Saved data entries
*-*-*
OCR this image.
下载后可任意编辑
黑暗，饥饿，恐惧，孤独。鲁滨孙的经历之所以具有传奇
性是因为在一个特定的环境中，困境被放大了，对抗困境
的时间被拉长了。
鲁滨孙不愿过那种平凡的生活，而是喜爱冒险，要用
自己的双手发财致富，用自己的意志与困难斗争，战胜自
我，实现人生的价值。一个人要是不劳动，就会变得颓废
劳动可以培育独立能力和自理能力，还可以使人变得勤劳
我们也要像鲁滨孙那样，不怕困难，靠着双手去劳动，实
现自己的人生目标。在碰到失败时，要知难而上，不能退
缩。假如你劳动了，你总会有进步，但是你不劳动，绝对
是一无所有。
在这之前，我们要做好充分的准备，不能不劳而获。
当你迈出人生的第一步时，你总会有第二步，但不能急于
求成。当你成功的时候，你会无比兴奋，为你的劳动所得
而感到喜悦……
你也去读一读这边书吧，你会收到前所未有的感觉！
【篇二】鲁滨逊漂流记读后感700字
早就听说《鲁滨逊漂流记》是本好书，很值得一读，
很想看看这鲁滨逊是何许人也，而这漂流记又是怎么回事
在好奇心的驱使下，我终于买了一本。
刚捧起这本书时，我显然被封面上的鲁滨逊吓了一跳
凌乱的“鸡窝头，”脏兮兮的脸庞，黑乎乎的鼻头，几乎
*-*-*
Work to complete = All entries must be repeated verbatim.

Task answer =
OCR this image.
下载后可任意编辑
黑暗，饥饿，恐惧，孤独。鲁滨孙的经历之所以具有传奇
性是因为在一个特定的环境中，困境被放大了，对抗困境
的时间被拉长了。
鲁滨孙不愿过那种平凡的生活，而是喜爱冒险，要用
自己的双手发财致富，用自己的意志与困难斗争，战胜自
我，实现人生的价值。一个人要是不劳动，就会变得颓废
劳动可以培育独立能力和自理能力，还可以使人变得勤劳
我们也要像鲁滨孙那样，不怕困难，靠着双手去劳动，实
现自己的人生目标。在碰到失败时，要知难而上，不能退
缩。假如你劳动了，你总会有进步，但是你不劳动，绝对
是一无所有。
在这之前，我们要做好充分的准备，不能不劳而获。
当你迈出人生的第一步时，你总会有第二步，但不能急于
求成。当你成功的时候，你会无比兴奋，为你的劳动所得
而感到喜悦……
你也去读一读这边书吧，你会收到前所未有的感觉！
【篇二】鲁滨逊漂流记读后感700字
早就听说《鲁滨逊漂流记》是本好书，很值得一读，
很想看看这鲁滨逊是何许人也，而这漂流记又是怎么回事
在好奇心的驱使下，我终于买了一本。
刚捧起这本书时，我显然被封面上的鲁滨逊吓了一跳
凌乱的“鸡窝头，”脏兮兮的脸庞，黑乎乎的鼻头，几乎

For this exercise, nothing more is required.